§ **Stored rows**:

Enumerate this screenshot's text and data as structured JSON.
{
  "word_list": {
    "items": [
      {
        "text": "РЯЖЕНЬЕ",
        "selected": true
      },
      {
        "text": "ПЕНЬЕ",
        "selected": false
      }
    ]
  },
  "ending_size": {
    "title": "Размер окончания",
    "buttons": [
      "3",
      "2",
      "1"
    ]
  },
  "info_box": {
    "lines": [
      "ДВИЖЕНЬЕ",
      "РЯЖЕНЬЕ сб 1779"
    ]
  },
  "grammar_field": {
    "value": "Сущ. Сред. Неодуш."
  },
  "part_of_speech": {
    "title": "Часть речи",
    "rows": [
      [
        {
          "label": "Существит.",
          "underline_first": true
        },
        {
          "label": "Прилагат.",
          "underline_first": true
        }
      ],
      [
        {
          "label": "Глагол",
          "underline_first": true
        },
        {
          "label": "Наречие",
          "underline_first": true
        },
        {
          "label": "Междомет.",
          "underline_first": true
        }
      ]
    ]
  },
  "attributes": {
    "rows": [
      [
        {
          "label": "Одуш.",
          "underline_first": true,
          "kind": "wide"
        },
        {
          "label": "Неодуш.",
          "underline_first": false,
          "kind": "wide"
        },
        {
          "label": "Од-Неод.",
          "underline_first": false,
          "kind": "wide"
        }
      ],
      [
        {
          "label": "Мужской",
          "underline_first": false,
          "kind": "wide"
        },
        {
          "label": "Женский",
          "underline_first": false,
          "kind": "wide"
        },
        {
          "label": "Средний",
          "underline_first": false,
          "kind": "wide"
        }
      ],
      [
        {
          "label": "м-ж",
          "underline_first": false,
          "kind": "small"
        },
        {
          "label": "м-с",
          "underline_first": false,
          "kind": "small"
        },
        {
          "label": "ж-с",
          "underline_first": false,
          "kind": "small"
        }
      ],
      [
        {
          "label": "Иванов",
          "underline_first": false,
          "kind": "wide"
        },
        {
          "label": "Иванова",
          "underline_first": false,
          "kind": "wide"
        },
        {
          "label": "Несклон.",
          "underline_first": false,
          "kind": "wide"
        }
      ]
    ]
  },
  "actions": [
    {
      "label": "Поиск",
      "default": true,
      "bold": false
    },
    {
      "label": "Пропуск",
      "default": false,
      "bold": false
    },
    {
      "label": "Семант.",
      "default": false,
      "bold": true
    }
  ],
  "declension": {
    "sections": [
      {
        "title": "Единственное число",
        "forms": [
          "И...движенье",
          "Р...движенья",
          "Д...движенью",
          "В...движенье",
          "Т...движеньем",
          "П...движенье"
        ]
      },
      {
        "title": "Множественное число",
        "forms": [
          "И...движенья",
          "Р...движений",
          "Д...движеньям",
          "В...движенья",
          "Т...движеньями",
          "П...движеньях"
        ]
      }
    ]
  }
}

§ **Instructions for the task**: Reproduce the whole listing word for word.

§ **Answer in full**:
Enumerate this screenshot's text and data as structured JSON.
{
  "word_list": {
    "items": [
      {
        "text": "РЯЖЕНЬЕ",
        "selected": true
      },
      {
        "text": "ПЕНЬЕ",
        "selected": false
      }
    ]
  },
  "ending_size": {
    "title": "Размер окончания",
    "buttons": [
      "3",
      "2",
      "1"
    ]
  },
  "info_box": {
    "lines": [
      "ДВИЖЕНЬЕ",
      "РЯЖЕНЬЕ сб 1779"
    ]
  },
  "grammar_field": {
    "value": "Сущ. Сред. Неодуш."
  },
  "part_of_speech": {
    "title": "Часть речи",
    "rows": [
      [
        {
          "label": "Существит.",
          "underline_first": true
        },
        {
          "label": "Прилагат.",
          "underline_first": true
        }
      ],
      [
        {
          "label": "Глагол",
          "underline_first": true
        },
        {
          "label": "Наречие",
          "underline_first": true
        },
        {
          "label": "Междомет.",
          "underline_first": true
        }
      ]
    ]
  },
  "attributes": {
    "rows": [
      [
        {
          "label": "Одуш.",
          "underline_first": true,
          "kind": "wide"
        },
        {
          "label": "Неодуш.",
          "underline_first": false,
          "kind": "wide"
        },
        {
          "label": "Од-Неод.",
          "underline_first": false,
          "kind": "wide"
        }
      ],
      [
        {
          "label": "Мужской",
          "underline_first": false,
          "kind": "wide"
        },
        {
          "label": "Женский",
          "underline_first": false,
          "kind": "wide"
        },
        {
          "label": "Средний",
          "underline_first": false,
          "kind": "wide"
        }
      ],
      [
        {
          "label": "м-ж",
          "underline_first": false,
          "kind": "small"
        },
        {
          "label": "м-с",
          "underline_first": false,
          "kind": "small"
        },
        {
          "label": "ж-с",
          "underline_first": false,
          "kind": "small"
        }
      ],
      [
        {
          "label": "Иванов",
          "underline_first": false,
          "kind": "wide"
        },
        {
          "label": "Иванова",
          "underline_first": false,
          "kind": "wide"
        },
        {
          "label": "Несклон.",
          "underline_first": false,
          "kind": "wide"
        }
      ]
    ]
  },
  "actions": [
    {
      "label": "Поиск",
      "default": true,
      "bold": false
    },
    {
      "label": "Пропуск",
      "default": false,
      "bold": false
    },
    {
      "label": "Семант.",
      "default": false,
      "bold": true
    }
  ],
  "declension": {
    "sections": [
      {
        "title": "Единственное число",
        "forms": [
          "И...движенье",
          "Р...движенья",
          "Д...движенью",
          "В...движенье",
          "Т...движеньем",
          "П...движенье"
        ]
      },
      {
        "title": "Множественное число",
        "forms": [
          "И...движенья",
          "Р...движений",
          "Д...движеньям",
          "В...движенья",
          "Т...движеньями",
          "П...движеньях"
        ]
      }
    ]
  }
}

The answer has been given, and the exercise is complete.